GOAL ::
Please print every record below exactly as it appears.
======== SOURCE MATERIAL
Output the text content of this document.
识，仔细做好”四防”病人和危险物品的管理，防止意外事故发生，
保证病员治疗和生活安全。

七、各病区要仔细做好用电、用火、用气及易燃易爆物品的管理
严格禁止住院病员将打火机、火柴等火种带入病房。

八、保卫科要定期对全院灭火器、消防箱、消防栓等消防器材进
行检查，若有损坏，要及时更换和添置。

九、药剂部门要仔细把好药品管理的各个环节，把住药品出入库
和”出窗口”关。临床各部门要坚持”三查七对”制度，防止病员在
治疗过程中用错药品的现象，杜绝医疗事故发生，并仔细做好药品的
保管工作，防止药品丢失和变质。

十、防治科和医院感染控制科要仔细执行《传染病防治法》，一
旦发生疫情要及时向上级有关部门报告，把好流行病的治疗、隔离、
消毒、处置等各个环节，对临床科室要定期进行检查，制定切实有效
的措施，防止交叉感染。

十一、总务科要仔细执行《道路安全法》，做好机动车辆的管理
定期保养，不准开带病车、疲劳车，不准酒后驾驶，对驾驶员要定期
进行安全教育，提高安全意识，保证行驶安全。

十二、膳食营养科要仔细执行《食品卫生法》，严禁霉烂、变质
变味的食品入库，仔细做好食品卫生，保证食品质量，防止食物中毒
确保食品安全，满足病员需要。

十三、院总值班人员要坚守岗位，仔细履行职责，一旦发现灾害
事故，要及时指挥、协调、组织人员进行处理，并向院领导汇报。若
================
THE RESPONSE ::
Output the text content of this document.
识，仔细做好”四防”病人和危险物品的管理，防止意外事故发生，
保证病员治疗和生活安全。

七、各病区要仔细做好用电、用火、用气及易燃易爆物品的管理
严格禁止住院病员将打火机、火柴等火种带入病房。

八、保卫科要定期对全院灭火器、消防箱、消防栓等消防器材进
行检查，若有损坏，要及时更换和添置。

九、药剂部门要仔细把好药品管理的各个环节，把住药品出入库
和”出窗口”关。临床各部门要坚持”三查七对”制度，防止病员在
治疗过程中用错药品的现象，杜绝医疗事故发生，并仔细做好药品的
保管工作，防止药品丢失和变质。

十、防治科和医院感染控制科要仔细执行《传染病防治法》，一
旦发生疫情要及时向上级有关部门报告，把好流行病的治疗、隔离、
消毒、处置等各个环节，对临床科室要定期进行检查，制定切实有效
的措施，防止交叉感染。

十一、总务科要仔细执行《道路安全法》，做好机动车辆的管理
定期保养，不准开带病车、疲劳车，不准酒后驾驶，对驾驶员要定期
进行安全教育，提高安全意识，保证行驶安全。

十二、膳食营养科要仔细执行《食品卫生法》，严禁霉烂、变质
变味的食品入库，仔细做好食品卫生，保证食品质量，防止食物中毒
确保食品安全，满足病员需要。

十三、院总值班人员要坚守岗位，仔细履行职责，一旦发现灾害
事故，要及时指挥、协调、组织人员进行处理，并向院领导汇报。若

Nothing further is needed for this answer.